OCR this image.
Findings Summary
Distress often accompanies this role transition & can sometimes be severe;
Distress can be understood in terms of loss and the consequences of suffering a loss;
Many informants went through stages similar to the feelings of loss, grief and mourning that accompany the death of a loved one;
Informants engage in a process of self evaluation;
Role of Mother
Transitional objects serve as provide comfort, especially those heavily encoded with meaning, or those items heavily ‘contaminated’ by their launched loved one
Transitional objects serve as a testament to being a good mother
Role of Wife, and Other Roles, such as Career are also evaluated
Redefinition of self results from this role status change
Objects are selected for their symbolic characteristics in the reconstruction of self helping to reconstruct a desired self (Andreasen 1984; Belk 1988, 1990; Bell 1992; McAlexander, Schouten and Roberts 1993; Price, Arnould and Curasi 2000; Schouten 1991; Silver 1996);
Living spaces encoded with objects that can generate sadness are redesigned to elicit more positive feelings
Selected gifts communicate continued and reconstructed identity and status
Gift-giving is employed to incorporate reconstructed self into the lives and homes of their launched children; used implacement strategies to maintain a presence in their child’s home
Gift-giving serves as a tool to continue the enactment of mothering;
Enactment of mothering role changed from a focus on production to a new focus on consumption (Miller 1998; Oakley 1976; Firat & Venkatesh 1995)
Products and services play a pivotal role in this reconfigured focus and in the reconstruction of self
########
** Problem description **
Reproduce each entry word for word.

** Worked answer **
OCR this image.
Findings Summary
Distress often accompanies this role transition & can sometimes be severe;
Distress can be understood in terms of loss and the consequences of suffering a loss;
Many informants went through stages similar to the feelings of loss, grief and mourning that accompany the death of a loved one;
Informants engage in a process of self evaluation;
Role of Mother
Transitional objects serve as provide comfort, especially those heavily encoded with meaning, or those items heavily ‘contaminated’ by their launched loved one
Transitional objects serve as a testament to being a good mother
Role of Wife, and Other Roles, such as Career are also evaluated
Redefinition of self results from this role status change
Objects are selected for their symbolic characteristics in the reconstruction of self helping to reconstruct a desired self (Andreasen 1984; Belk 1988, 1990; Bell 1992; McAlexander, Schouten and Roberts 1993; Price, Arnould and Curasi 2000; Schouten 1991; Silver 1996);
Living spaces encoded with objects that can generate sadness are redesigned to elicit more positive feelings
Selected gifts communicate continued and reconstructed identity and status
Gift-giving is employed to incorporate reconstructed self into the lives and homes of their launched children; used implacement strategies to maintain a presence in their child’s home
Gift-giving serves as a tool to continue the enactment of mothering;
Enactment of mothering role changed from a focus on production to a new focus on consumption (Miller 1998; Oakley 1976; Firat & Venkatesh 1995)
Products and services play a pivotal role in this reconfigured focus and in the reconstruction of self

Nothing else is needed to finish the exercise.